- _What you have to do_
Would you return all of this data exactly, leaving nothing out?

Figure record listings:
'''
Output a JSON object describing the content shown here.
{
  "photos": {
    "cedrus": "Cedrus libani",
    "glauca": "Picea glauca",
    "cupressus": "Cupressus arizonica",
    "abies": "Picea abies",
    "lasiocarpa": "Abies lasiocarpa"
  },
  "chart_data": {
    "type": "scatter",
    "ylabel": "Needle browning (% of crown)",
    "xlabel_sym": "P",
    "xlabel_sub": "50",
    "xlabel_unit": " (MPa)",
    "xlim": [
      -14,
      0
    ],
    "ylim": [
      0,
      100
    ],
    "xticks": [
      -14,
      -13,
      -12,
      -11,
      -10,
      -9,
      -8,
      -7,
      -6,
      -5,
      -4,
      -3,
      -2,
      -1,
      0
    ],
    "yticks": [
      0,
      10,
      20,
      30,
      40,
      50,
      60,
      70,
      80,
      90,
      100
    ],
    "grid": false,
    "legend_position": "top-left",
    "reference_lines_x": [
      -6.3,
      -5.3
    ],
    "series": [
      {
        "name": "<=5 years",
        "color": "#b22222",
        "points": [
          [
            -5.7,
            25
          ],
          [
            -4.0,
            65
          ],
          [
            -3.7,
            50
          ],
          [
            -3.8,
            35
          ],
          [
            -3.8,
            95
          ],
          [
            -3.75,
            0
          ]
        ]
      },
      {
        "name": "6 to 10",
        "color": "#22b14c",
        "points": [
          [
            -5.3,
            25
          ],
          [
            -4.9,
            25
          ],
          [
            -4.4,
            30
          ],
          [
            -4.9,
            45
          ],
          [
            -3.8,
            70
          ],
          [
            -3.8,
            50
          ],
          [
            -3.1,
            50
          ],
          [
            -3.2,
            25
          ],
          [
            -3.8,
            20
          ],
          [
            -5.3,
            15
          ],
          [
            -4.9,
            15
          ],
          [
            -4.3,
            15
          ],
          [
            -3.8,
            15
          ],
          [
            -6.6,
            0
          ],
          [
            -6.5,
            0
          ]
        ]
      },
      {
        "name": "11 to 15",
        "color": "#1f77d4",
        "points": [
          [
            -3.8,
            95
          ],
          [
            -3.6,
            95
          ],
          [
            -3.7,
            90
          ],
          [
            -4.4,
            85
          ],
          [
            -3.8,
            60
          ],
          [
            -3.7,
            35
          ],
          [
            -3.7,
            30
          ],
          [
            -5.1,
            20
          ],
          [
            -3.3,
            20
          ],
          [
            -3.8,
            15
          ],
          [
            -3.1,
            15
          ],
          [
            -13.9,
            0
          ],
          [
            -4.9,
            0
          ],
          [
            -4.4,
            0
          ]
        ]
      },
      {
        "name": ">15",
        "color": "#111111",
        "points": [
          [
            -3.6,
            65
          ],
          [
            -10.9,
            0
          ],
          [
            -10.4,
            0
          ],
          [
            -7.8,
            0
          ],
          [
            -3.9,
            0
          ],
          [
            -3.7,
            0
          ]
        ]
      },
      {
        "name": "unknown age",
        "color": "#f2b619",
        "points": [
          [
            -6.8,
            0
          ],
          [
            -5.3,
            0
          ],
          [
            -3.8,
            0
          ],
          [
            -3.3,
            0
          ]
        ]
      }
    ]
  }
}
'''
- _Expected answer_
Output a JSON object describing the content shown here.
{
  "photos": {
    "cedrus": "Cedrus libani",
    "glauca": "Picea glauca",
    "cupressus": "Cupressus arizonica",
    "abies": "Picea abies",
    "lasiocarpa": "Abies lasiocarpa"
  },
  "chart_data": {
    "type": "scatter",
    "ylabel": "Needle browning (% of crown)",
    "xlabel_sym": "P",
    "xlabel_sub": "50",
    "xlabel_unit": " (MPa)",
    "xlim": [
      -14,
      0
    ],
    "ylim": [
      0,
      100
    ],
    "xticks": [
      -14,
      -13,
      -12,
      -11,
      -10,
      -9,
      -8,
      -7,
      -6,
      -5,
      -4,
      -3,
      -2,
      -1,
      0
    ],
    "yticks": [
      0,
      10,
      20,
      30,
      40,
      50,
      60,
      70,
      80,
      90,
      100
    ],
    "grid": false,
    "legend_position": "top-left",
    "reference_lines_x": [
      -6.3,
      -5.3
    ],
    "series": [
      {
        "name": "<=5 years",
        "color": "#b22222",
        "points": [
          [
            -5.7,
            25
          ],
          [
            -4.0,
            65
          ],
          [
            -3.7,
            50
          ],
          [
            -3.8,
            35
          ],
          [
            -3.8,
            95
          ],
          [
            -3.75,
            0
          ]
        ]
      },
      {
        "name": "6 to 10",
        "color": "#22b14c",
        "points": [
          [
            -5.3,
            25
          ],
          [
            -4.9,
            25
          ],
          [
            -4.4,
            30
          ],
          [
            -4.9,
            45
          ],
          [
            -3.8,
            70
          ],
          [
            -3.8,
            50
          ],
          [
            -3.1,
            50
          ],
          [
            -3.2,
            25
          ],
          [
            -3.8,
            20
          ],
          [
            -5.3,
            15
          ],
          [
            -4.9,
            15
          ],
          [
            -4.3,
            15
          ],
          [
            -3.8,
            15
          ],
          [
            -6.6,
            0
          ],
          [
            -6.5,
            0
          ]
        ]
      },
      {
        "name": "11 to 15",
        "color": "#1f77d4",
        "points": [
          [
            -3.8,
            95
          ],
          [
            -3.6,
            95
          ],
          [
            -3.7,
            90
          ],
          [
            -4.4,
            85
          ],
          [
            -3.8,
            60
          ],
          [
            -3.7,
            35
          ],
          [
            -3.7,
            30
          ],
          [
            -5.1,
            20
          ],
          [
            -3.3,
            20
          ],
          [
            -3.8,
            15
          ],
          [
            -3.1,
            15
          ],
          [
            -13.9,
            0
          ],
          [
            -4.9,
            0
          ],
          [
            -4.4,
            0
          ]
        ]
      },
      {
        "name": ">15",
        "color": "#111111",
        "points": [
          [
            -3.6,
            65
          ],
          [
            -10.9,
            0
          ],
          [
            -10.4,
            0
          ],
          [
            -7.8,
            0
          ],
          [
            -3.9,
            0
          ],
          [
            -3.7,
            0
          ]
        ]
      },
      {
        "name": "unknown age",
        "color": "#f2b619",
        "points": [
          [
            -6.8,
            0
          ],
          [
            -5.3,
            0
          ],
          [
            -3.8,
            0
          ],
          [
            -3.3,
            0
          ]
        ]
      }
    ]
  }
}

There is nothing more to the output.